→ **Task instructions**: Below are the records; pull every line that includes "JSON".

::::

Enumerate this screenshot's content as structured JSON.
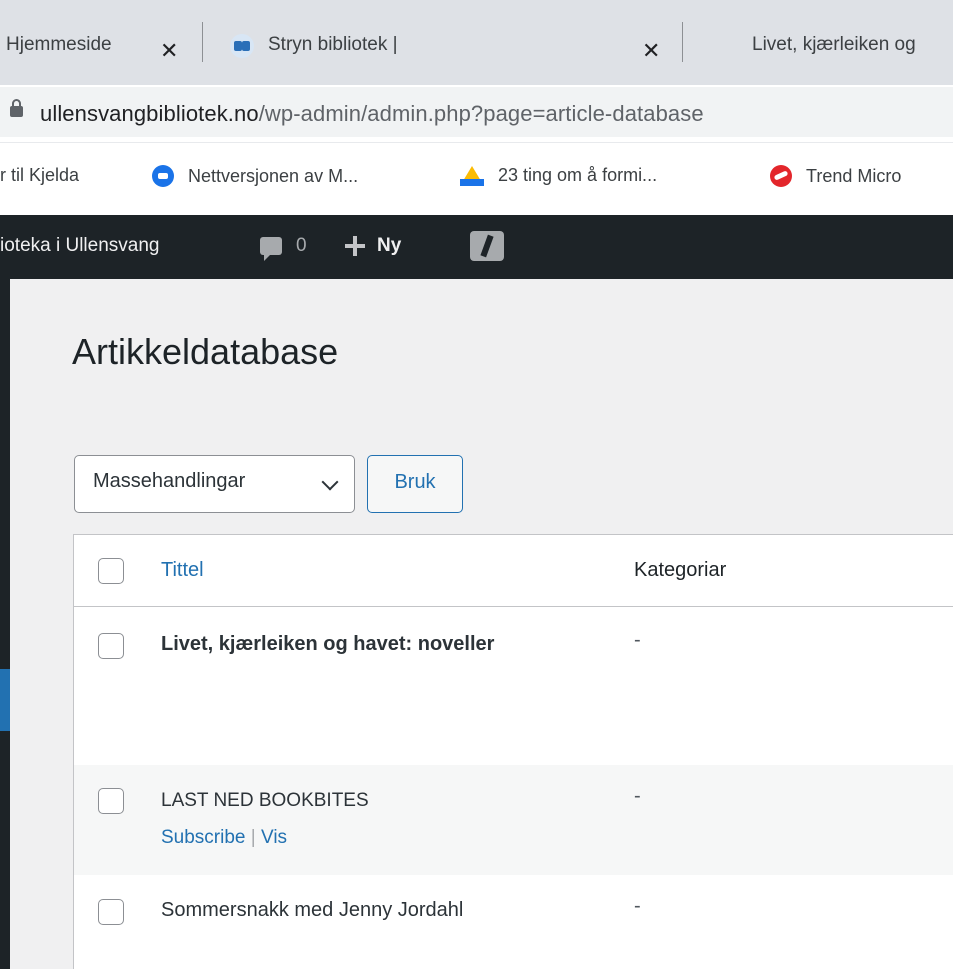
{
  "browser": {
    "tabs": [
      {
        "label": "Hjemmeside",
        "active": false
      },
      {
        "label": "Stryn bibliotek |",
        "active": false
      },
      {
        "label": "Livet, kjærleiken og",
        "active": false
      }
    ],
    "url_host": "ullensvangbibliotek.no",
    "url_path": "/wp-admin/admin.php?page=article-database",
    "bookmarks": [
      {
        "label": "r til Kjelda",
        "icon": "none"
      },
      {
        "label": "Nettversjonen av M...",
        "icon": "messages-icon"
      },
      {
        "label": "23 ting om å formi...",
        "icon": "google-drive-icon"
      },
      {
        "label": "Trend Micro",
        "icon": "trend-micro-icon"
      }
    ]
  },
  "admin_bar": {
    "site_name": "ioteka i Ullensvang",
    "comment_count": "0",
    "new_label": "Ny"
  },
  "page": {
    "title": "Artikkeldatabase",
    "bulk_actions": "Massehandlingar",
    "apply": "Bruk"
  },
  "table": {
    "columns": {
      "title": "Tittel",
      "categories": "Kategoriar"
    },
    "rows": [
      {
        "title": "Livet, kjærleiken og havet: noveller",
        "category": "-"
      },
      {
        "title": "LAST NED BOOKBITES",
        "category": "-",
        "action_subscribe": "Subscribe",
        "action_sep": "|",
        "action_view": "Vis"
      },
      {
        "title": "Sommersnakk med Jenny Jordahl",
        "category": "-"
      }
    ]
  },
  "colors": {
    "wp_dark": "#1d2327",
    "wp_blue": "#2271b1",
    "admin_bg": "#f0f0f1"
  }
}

::::

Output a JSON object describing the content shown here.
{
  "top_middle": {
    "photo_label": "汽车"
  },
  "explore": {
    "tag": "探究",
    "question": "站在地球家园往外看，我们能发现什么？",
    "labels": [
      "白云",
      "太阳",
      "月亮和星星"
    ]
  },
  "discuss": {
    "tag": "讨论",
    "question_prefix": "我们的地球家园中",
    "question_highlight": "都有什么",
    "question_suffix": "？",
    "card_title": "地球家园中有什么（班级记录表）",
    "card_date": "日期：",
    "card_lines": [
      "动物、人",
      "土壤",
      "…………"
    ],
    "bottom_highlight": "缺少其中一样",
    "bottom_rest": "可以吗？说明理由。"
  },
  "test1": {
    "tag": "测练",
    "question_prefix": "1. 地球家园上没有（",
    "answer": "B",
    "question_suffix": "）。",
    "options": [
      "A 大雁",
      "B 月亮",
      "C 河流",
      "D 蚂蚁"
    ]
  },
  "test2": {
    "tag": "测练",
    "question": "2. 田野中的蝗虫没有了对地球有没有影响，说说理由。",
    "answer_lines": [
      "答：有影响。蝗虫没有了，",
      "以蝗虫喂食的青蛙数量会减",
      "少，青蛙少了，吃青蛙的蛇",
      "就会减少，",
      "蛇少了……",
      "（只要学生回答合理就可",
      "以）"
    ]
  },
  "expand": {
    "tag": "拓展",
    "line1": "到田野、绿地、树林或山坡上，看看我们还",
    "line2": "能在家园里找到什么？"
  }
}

::::

→ **Result for this exercise**:
Enumerate this screenshot's content as structured JSON.
Output a JSON object describing the content shown here.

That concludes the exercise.